• _GIVEN TASK_
Your task is to print all of the data word for word.

━━━

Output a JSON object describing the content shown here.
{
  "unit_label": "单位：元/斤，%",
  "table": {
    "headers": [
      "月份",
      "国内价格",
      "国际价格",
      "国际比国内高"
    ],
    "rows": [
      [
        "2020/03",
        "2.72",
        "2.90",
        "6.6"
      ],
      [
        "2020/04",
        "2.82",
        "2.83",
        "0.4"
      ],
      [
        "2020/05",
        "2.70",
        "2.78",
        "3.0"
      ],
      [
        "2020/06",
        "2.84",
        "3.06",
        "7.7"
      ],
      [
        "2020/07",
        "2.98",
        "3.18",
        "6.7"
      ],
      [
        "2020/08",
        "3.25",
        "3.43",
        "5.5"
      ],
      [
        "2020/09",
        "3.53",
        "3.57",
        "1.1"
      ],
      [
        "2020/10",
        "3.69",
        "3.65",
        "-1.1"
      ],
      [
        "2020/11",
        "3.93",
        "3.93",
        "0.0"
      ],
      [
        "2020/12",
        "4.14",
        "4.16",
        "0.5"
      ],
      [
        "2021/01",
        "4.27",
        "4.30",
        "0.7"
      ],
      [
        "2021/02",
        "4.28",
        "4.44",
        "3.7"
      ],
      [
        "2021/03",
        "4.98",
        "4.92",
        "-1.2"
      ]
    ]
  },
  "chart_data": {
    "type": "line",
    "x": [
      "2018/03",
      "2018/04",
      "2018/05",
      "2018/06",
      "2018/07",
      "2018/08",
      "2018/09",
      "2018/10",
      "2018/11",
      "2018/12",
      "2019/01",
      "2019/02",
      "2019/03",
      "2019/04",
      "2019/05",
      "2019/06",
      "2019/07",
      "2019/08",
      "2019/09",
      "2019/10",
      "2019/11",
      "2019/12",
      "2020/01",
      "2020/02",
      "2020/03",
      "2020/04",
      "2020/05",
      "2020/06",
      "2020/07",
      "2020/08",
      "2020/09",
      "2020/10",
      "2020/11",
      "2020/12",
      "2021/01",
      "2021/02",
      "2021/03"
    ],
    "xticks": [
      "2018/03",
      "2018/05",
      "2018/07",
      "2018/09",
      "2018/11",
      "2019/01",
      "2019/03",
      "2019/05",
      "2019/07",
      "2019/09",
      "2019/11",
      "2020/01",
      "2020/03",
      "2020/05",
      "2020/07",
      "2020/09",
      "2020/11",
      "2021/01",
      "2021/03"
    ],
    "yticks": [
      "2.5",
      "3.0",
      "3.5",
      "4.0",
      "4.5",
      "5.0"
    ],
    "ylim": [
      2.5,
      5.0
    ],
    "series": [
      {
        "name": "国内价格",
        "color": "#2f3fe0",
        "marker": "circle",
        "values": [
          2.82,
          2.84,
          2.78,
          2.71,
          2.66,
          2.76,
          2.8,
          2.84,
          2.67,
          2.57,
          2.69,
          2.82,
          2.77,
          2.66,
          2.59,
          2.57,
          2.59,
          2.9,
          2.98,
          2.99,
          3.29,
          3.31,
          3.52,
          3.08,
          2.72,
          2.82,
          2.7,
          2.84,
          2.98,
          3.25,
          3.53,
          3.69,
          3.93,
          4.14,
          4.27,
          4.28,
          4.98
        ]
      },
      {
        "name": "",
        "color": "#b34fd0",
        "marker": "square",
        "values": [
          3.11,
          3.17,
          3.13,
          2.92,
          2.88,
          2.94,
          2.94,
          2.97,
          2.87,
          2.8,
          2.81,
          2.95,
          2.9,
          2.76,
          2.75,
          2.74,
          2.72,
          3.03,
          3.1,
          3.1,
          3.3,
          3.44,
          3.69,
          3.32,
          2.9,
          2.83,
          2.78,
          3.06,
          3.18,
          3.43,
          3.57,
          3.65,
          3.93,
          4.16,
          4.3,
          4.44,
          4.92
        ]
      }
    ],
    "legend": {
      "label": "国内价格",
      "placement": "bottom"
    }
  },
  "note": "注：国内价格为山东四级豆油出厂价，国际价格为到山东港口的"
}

━━━

• _RESULT OF THIS TASK_
Output a JSON object describing the content shown here.
{
  "unit_label": "单位：元/斤，%",
  "table": {
    "headers": [
      "月份",
      "国内价格",
      "国际价格",
      "国际比国内高"
    ],
    "rows": [
      [
        "2020/03",
        "2.72",
        "2.90",
        "6.6"
      ],
      [
        "2020/04",
        "2.82",
        "2.83",
        "0.4"
      ],
      [
        "2020/05",
        "2.70",
        "2.78",
        "3.0"
      ],
      [
        "2020/06",
        "2.84",
        "3.06",
        "7.7"
      ],
      [
        "2020/07",
        "2.98",
        "3.18",
        "6.7"
      ],
      [
        "2020/08",
        "3.25",
        "3.43",
        "5.5"
      ],
      [
        "2020/09",
        "3.53",
        "3.57",
        "1.1"
      ],
      [
        "2020/10",
        "3.69",
        "3.65",
        "-1.1"
      ],
      [
        "2020/11",
        "3.93",
        "3.93",
        "0.0"
      ],
      [
        "2020/12",
        "4.14",
        "4.16",
        "0.5"
      ],
      [
        "2021/01",
        "4.27",
        "4.30",
        "0.7"
      ],
      [
        "2021/02",
        "4.28",
        "4.44",
        "3.7"
      ],
      [
        "2021/03",
        "4.98",
        "4.92",
        "-1.2"
      ]
    ]
  },
  "chart_data": {
    "type": "line",
    "x": [
      "2018/03",
      "2018/04",
      "2018/05",
      "2018/06",
      "2018/07",
      "2018/08",
      "2018/09",
      "2018/10",
      "2018/11",
      "2018/12",
      "2019/01",
      "2019/02",
      "2019/03",
      "2019/04",
      "2019/05",
      "2019/06",
      "2019/07",
      "2019/08",
      "2019/09",
      "2019/10",
      "2019/11",
      "2019/12",
      "2020/01",
      "2020/02",
      "2020/03",
      "2020/04",
      "2020/05",
      "2020/06",
      "2020/07",
      "2020/08",
      "2020/09",
      "2020/10",
      "2020/11",
      "2020/12",
      "2021/01",
      "2021/02",
      "2021/03"
    ],
    "xticks": [
      "2018/03",
      "2018/05",
      "2018/07",
      "2018/09",
      "2018/11",
      "2019/01",
      "2019/03",
      "2019/05",
      "2019/07",
      "2019/09",
      "2019/11",
      "2020/01",
      "2020/03",
      "2020/05",
      "2020/07",
      "2020/09",
      "2020/11",
      "2021/01",
      "2021/03"
    ],
    "yticks": [
      "2.5",
      "3.0",
      "3.5",
      "4.0",
      "4.5",
      "5.0"
    ],
    "ylim": [
      2.5,
      5.0
    ],
    "series": [
      {
        "name": "国内价格",
        "color": "#2f3fe0",
        "marker": "circle",
        "values": [
          2.82,
          2.84,
          2.78,
          2.71,
          2.66,
          2.76,
          2.8,
          2.84,
          2.67,
          2.57,
          2.69,
          2.82,
          2.77,
          2.66,
          2.59,
          2.57,
          2.59,
          2.9,
          2.98,
          2.99,
          3.29,
          3.31,
          3.52,
          3.08,
          2.72,
          2.82,
          2.7,
          2.84,
          2.98,
          3.25,
          3.53,
          3.69,
          3.93,
          4.14,
          4.27,
          4.28,
          4.98
        ]
      },
      {
        "name": "",
        "color": "#b34fd0",
        "marker": "square",
        "values": [
          3.11,
          3.17,
          3.13,
          2.92,
          2.88,
          2.94,
          2.94,
          2.97,
          2.87,
          2.8,
          2.81,
          2.95,
          2.9,
          2.76,
          2.75,
          2.74,
          2.72,
          3.03,
          3.1,
          3.1,
          3.3,
          3.44,
          3.69,
          3.32,
          2.9,
          2.83,
          2.78,
          3.06,
          3.18,
          3.43,
          3.57,
          3.65,
          3.93,
          4.16,
          4.3,
          4.44,
          4.92
        ]
      }
    ],
    "legend": {
      "label": "国内价格",
      "placement": "bottom"
    }
  },
  "note": "注：国内价格为山东四级豆油出厂价，国际价格为到山东港口的"
}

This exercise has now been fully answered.